TEXT PASSAGE:
+ + + +

Living the Seasonal Life - Building Fires to Heal the Heart

 

A lovely roaring fire in my home last winter.

Being an herbalist, witch, gardener, hunter, or homesteader, a person gets acquainted with the nearly ritualistic way of living by the seasons. By the moon and sun and stars. By weather changes and mood shifts and the cycles of the body. By the rising and setting of the sun.

We have evolved over the last 100,000 years to live cyclically. To orient our lives by what’s happening in the natural environment - of which we are a part, not separate from.

Technology, while amazing, and providing the outlet for this here post, has dissociated most of us not only from natural world, but from the truth of our needs, and who we actually are. We have lightbulbs to provide artificial sunlight, allowing us to stay awake performing tasks at a time when our bodies would really rather be sleeping. Water is pumped in, giving us more time for tv but removing the reward of going out and getting the water to hydrate our homes. A variety of heat sources are radiated through our homes, warming us without effort and depriving our bodies the opportunity to strengthen and minds to plan and execute and souls to heal from the crackling heat of a fire on a cold day. Something visceral within us in enlivened by the experiences of water, warmth, and natural light and darkness.

I use all of these technologies - not because I want to necessarily - but because I’ve grown into adulthood in a world that is dependent upon them, in a world that requires more of my energy and mental effort to ‘contribute to society’ than is natural for the body I was born into. All of us are in this same predicament. We can not do anything about what we were born into. But I have discovered for myself over the last year, that I am bound and determined to separate myself from the trap of modernity to the extent that it is possible. My body wants a slower pace. My brain is smart, and people expect a lot of me that I don’t want to give, becuase it doesn’t seem right to use my intelligence to feed into a modus operandi that does not suit me - body, mind, or soul. I want to use the gift of thinking to solve problems creatively, to create a life that is aligned with my nature, to fulfil the needs of my home and family in a way that extracts as little as possible and returns as much as possible to the Earth, while being as comfortable and colorful and connected to community, as possible.

+ + + +

EXCERPTED RECORDS:

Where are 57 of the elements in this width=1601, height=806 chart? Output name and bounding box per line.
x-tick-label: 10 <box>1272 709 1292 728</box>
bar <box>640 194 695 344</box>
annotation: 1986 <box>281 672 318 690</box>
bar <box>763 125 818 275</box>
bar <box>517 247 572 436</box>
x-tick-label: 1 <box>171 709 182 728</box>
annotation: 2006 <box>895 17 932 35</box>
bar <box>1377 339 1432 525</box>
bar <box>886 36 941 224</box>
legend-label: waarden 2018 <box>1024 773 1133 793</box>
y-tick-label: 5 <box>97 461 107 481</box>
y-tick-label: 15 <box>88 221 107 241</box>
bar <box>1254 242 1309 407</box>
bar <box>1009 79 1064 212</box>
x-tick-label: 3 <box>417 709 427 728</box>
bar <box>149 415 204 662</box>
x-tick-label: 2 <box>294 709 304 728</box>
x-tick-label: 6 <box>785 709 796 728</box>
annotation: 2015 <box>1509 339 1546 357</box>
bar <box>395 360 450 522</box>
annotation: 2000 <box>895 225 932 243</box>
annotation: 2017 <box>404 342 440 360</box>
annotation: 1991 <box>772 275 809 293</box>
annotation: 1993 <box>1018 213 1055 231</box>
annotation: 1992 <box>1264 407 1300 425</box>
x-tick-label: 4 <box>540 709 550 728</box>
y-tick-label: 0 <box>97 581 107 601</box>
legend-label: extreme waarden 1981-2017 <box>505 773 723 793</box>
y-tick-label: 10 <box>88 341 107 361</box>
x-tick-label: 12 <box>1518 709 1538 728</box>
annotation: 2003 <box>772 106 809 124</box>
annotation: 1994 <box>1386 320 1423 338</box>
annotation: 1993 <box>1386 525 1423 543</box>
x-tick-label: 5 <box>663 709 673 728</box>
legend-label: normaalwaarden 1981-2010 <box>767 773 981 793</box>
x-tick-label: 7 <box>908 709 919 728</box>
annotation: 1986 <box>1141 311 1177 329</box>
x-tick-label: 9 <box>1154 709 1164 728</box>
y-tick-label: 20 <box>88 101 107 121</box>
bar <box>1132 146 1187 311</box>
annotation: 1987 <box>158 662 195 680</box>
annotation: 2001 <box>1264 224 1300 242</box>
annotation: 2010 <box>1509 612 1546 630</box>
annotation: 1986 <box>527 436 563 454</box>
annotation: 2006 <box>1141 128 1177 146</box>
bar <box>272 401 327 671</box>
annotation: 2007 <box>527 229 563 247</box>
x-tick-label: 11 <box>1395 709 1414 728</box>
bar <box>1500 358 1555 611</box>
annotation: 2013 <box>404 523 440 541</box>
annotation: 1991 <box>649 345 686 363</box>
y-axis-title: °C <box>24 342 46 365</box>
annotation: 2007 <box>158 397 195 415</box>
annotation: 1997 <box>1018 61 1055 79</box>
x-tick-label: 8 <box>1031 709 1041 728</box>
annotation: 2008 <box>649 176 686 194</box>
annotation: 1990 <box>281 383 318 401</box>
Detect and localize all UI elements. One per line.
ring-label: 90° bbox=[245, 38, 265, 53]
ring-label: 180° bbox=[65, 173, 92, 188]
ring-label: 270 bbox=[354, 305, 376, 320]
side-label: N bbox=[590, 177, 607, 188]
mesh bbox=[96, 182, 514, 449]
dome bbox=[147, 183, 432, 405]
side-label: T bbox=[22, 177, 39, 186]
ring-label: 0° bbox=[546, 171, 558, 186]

+ + + +

REQUIRED TASKS:
A. Decide whether each statement agrees with the seasonal-living post, answering yes or no and quoting the deciding words: (i) humans have evolved over the last 100,000 years to live cyclically; (ii) the author does not use modern technologies; (iii) the author's body wants a faster pace.
B. Update everything in the seasonal-living post from "Technology, while amazing, and" down to "light and darkness.", putting "electric lamps" in place of "lightbulbs".
Rely only on the seasonal-living post, not on the rows.

PROBLEM SOLUTIONS:
A.
(i) Yes: "We have evolved over the last 100,000 years to live cyclically."
(ii) No: "I use all of these technologies"
(iii) No: "My body wants a slower pace."

B.
Technology, while amazing, and providing the outlet for this here post, has dissociated most of us not only from natural world, but from the truth of our needs, and who we actually are. We have electric lamps to provide artificial sunlight, allowing us to stay awake performing tasks at a time when our bodies would really rather be sleeping. Water is pumped in, giving us more time for tv but removing the reward of going out and getting the water to hydrate our homes. A variety of heat sources are radiated through our homes, warming us without effort and depriving our bodies the opportunity to strengthen and minds to plan and execute and souls to heal from the crackling heat of a fire on a cold day. Something visceral within us in enlivened by the experiences of water, warmth, and natural light and darkness.